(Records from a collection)

___

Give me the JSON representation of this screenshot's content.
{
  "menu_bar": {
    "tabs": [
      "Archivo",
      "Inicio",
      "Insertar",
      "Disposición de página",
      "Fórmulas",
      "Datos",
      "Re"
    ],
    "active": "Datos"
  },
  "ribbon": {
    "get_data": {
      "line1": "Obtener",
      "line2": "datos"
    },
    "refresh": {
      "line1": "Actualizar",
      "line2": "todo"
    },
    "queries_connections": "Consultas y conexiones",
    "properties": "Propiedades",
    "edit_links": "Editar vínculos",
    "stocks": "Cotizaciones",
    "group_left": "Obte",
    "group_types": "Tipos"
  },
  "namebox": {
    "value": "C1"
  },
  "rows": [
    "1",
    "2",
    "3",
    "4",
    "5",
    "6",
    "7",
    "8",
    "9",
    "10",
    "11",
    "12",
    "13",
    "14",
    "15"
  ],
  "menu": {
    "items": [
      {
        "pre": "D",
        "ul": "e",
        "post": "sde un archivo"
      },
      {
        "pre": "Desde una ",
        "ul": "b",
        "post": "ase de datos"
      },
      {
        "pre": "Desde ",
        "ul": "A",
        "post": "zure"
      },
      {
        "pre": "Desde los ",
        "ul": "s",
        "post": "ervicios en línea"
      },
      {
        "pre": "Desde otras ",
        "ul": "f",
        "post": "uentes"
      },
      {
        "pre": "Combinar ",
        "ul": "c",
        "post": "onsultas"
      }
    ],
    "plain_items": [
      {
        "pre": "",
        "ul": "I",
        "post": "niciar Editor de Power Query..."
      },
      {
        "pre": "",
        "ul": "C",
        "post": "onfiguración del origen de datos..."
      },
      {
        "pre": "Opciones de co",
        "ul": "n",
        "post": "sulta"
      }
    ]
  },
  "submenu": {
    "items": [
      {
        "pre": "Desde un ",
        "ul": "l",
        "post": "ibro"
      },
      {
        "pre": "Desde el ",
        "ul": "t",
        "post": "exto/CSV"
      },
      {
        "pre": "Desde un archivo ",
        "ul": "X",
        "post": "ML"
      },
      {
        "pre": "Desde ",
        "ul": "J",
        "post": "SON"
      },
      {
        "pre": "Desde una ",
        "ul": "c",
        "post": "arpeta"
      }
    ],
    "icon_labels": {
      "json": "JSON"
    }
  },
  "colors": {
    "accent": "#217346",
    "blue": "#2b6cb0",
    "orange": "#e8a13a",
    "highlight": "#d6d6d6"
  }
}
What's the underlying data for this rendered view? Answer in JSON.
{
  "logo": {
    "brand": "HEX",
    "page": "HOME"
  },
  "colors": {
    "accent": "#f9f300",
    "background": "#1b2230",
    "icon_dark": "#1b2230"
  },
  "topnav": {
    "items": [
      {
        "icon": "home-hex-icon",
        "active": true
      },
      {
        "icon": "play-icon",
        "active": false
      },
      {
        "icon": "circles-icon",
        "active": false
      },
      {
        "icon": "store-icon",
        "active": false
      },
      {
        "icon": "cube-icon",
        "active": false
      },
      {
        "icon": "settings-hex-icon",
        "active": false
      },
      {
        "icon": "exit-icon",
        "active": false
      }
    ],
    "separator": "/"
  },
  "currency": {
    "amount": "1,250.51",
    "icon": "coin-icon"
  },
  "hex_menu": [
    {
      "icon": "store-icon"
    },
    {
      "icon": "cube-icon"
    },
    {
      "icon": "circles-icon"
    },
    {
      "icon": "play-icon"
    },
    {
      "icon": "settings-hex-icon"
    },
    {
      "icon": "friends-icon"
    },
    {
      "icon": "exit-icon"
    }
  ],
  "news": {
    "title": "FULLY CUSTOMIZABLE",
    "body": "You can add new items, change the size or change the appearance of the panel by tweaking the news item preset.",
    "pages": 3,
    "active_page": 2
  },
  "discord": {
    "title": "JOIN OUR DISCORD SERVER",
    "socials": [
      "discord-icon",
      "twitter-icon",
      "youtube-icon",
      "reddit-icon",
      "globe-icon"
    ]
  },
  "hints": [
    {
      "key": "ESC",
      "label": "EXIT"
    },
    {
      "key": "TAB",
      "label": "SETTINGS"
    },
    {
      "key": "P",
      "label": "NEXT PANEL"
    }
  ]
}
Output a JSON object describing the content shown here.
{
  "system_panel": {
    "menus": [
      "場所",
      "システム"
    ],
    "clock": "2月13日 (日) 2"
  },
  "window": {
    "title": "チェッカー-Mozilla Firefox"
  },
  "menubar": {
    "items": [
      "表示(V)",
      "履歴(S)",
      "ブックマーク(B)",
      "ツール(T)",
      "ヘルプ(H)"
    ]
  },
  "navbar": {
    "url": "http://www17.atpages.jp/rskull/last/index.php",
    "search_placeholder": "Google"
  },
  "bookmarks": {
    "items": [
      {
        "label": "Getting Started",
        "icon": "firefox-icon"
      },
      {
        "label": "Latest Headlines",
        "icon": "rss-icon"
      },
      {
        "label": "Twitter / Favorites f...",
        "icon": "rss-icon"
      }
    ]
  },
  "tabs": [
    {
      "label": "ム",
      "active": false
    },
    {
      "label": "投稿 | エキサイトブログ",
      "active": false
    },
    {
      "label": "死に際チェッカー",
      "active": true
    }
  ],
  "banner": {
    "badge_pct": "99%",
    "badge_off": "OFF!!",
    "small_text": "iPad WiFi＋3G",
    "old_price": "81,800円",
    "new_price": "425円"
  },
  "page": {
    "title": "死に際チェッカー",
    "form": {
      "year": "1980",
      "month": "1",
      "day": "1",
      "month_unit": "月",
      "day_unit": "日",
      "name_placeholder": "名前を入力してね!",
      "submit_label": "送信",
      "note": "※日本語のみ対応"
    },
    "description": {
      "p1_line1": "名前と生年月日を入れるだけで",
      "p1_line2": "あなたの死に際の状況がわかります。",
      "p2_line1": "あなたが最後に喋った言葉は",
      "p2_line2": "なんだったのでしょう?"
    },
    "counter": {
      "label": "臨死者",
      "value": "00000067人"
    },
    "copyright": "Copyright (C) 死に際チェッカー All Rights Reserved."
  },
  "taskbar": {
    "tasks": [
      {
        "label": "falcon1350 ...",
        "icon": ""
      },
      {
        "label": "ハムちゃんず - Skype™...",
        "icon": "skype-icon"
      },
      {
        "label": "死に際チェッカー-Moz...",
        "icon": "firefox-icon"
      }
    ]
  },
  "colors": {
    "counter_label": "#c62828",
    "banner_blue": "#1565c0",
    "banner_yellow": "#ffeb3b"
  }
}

___

§ Task
Pick out the lines that contain "this" and copy them.

§ The result
Give me the JSON representation of this screenshot's content.
What's the underlying data for this rendered view? Answer in JSON.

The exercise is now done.